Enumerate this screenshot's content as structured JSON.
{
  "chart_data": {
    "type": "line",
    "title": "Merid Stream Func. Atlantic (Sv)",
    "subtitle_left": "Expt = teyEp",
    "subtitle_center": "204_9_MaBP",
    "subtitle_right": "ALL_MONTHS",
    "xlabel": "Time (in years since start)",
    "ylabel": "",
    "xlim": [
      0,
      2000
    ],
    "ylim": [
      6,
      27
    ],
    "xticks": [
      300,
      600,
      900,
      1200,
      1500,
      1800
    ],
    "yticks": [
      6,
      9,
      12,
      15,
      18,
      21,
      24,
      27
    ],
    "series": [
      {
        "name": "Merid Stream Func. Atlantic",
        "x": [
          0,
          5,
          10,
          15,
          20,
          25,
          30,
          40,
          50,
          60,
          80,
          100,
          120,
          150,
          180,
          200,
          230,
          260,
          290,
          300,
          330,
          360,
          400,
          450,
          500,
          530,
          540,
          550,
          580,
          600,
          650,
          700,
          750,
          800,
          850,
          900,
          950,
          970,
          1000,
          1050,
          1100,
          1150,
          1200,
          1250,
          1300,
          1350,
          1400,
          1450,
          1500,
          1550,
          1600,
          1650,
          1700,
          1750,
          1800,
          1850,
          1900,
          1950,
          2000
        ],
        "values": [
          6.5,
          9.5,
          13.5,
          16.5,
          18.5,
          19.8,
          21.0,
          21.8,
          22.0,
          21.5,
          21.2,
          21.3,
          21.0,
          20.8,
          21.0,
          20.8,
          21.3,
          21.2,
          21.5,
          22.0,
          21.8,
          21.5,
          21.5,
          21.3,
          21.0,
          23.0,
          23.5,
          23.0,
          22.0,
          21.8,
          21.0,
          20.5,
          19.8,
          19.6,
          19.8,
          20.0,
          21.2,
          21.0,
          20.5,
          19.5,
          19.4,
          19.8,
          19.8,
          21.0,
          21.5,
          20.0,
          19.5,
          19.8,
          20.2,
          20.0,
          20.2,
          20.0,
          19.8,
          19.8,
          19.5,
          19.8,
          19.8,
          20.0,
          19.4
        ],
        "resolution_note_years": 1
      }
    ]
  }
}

□ □ □

▶ **Required work**:
Exact copies of all the records are required.

▶ **Answer to this task**:
Enumerate this screenshot's content as structured JSON.
{
  "chart_data": {
    "type": "line",
    "title": "Merid Stream Func. Atlantic (Sv)",
    "subtitle_left": "Expt = teyEp",
    "subtitle_center": "204_9_MaBP",
    "subtitle_right": "ALL_MONTHS",
    "xlabel": "Time (in years since start)",
    "ylabel": "",
    "xlim": [
      0,
      2000
    ],
    "ylim": [
      6,
      27
    ],
    "xticks": [
      300,
      600,
      900,
      1200,
      1500,
      1800
    ],
    "yticks": [
      6,
      9,
      12,
      15,
      18,
      21,
      24,
      27
    ],
    "series": [
      {
        "name": "Merid Stream Func. Atlantic",
        "x": [
          0,
          5,
          10,
          15,
          20,
          25,
          30,
          40,
          50,
          60,
          80,
          100,
          120,
          150,
          180,
          200,
          230,
          260,
          290,
          300,
          330,
          360,
          400,
          450,
          500,
          530,
          540,
          550,
          580,
          600,
          650,
          700,
          750,
          800,
          850,
          900,
          950,
          970,
          1000,
          1050,
          1100,
          1150,
          1200,
          1250,
          1300,
          1350,
          1400,
          1450,
          1500,
          1550,
          1600,
          1650,
          1700,
          1750,
          1800,
          1850,
          1900,
          1950,
          2000
        ],
        "values": [
          6.5,
          9.5,
          13.5,
          16.5,
          18.5,
          19.8,
          21.0,
          21.8,
          22.0,
          21.5,
          21.2,
          21.3,
          21.0,
          20.8,
          21.0,
          20.8,
          21.3,
          21.2,
          21.5,
          22.0,
          21.8,
          21.5,
          21.5,
          21.3,
          21.0,
          23.0,
          23.5,
          23.0,
          22.0,
          21.8,
          21.0,
          20.5,
          19.8,
          19.6,
          19.8,
          20.0,
          21.2,
          21.0,
          20.5,
          19.5,
          19.4,
          19.8,
          19.8,
          21.0,
          21.5,
          20.0,
          19.5,
          19.8,
          20.2,
          20.0,
          20.2,
          20.0,
          19.8,
          19.8,
          19.5,
          19.8,
          19.8,
          20.0,
          19.4
        ],
        "resolution_note_years": 1
      }
    ]
  }
}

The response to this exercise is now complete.